**WHAT IS ASKED**
1. Reproduce the passage about the Dubois–Parker title bout word for word, starting with "The co main" and going on through "on 2 December.".
2. Write the next part of the passage on the Dubois–Parker title bout, picking up after its final sentence.

**PAGE**
------------

The co main event was originally planned to be an IBF heavyweight world title bout between champion Daniel Dubois and former WBO champion Joseph Parker.

====Background====
Following Dubois' stoppage victory over Anthony Joshua, Joshua had opted out of a potential February 2025 rematch due to injuries and the likeliness of not having enough time to prepare. Dubois' promoter Frank Warren confirmed that Dubois would have a title defence in February regardless. The IBF gave Dubois and his team the green light to make a voluntary defence, with Parker seen and the favourite to get the shot. This was confirmed on 2 December.

On 10 January, Ring Magazine reported that Parker would automatically lose his status as WBO interim titleholder once the opening bell rings. This is a standard rule within sanctioning bodies as the interim title is classed as a secondary title and not eligible to unify with full champions from another organisation. The president said they would allow him to enter the ring and be introduced as the interim WBO champion, but would become vacant soon after.

------------

**DATASET EXTRACT**
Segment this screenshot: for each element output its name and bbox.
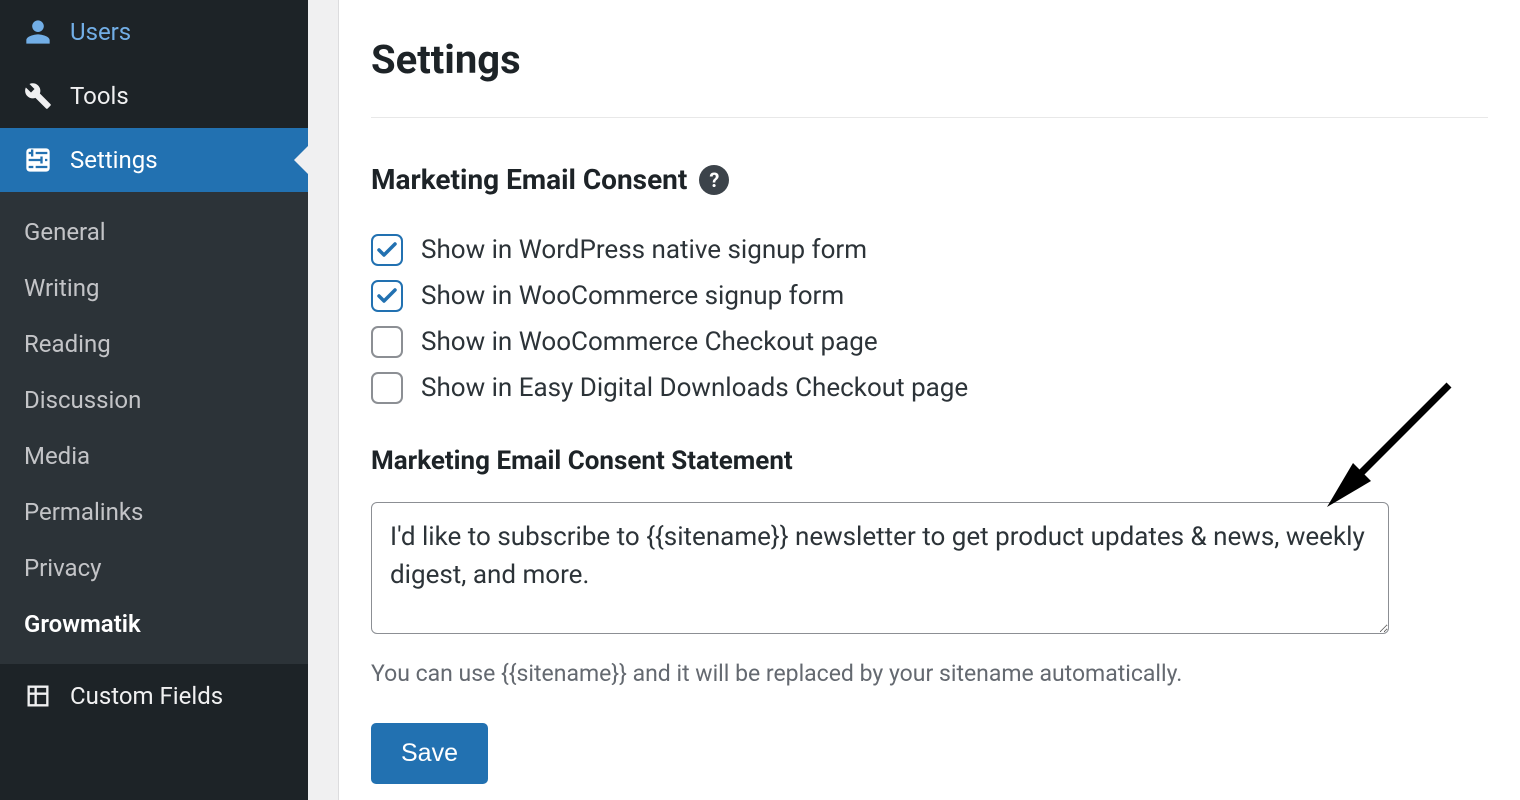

------------

**PER-TASK OUTPUTS**
1.
The co main event was originally planned to be an IBF heavyweight world title bout between champion Daniel Dubois and former WBO champion Joseph Parker.

====Background====
Following Dubois' stoppage victory over Anthony Joshua, Joshua had opted out of a potential February 2025 rematch due to injuries and the likeliness of not having enough time to prepare. Dubois' promoter Frank Warren confirmed that Dubois would have a title defence in February regardless. The IBF gave Dubois and his team the green light to make a voluntary defence, with Parker seen and the favourite to get the shot. This was confirmed on 2 December.

2.
After attending the media workouts on Tuesday, it was reported that Dubois fell ill the following day and that he was being assessed by doctors to see if he would be able to make his title defence against Parker, with Lawrence Okolie, David Adeleye and Mourad Aliev were brought up as a possible replacement if he had to pull out. Dubois was absent from the press conference, but Parker still attended. Shortly afterwards, Martin Bakole was named as the replacement, having to fly in from DR Congo.

====The fight====
In the 2nd round an overhand counter-right from Parker landed on the top of Bakole's head, which had caused to lose his balance sent him to the canvas. Bakole beat the count but his trainer Billy Nelson threw in the towel, giving Parker a TKO victory.

====Aftermath====
After the fight Parker called out Oleksandr Usyk and Dubios, asking who he had to face to get a title shot.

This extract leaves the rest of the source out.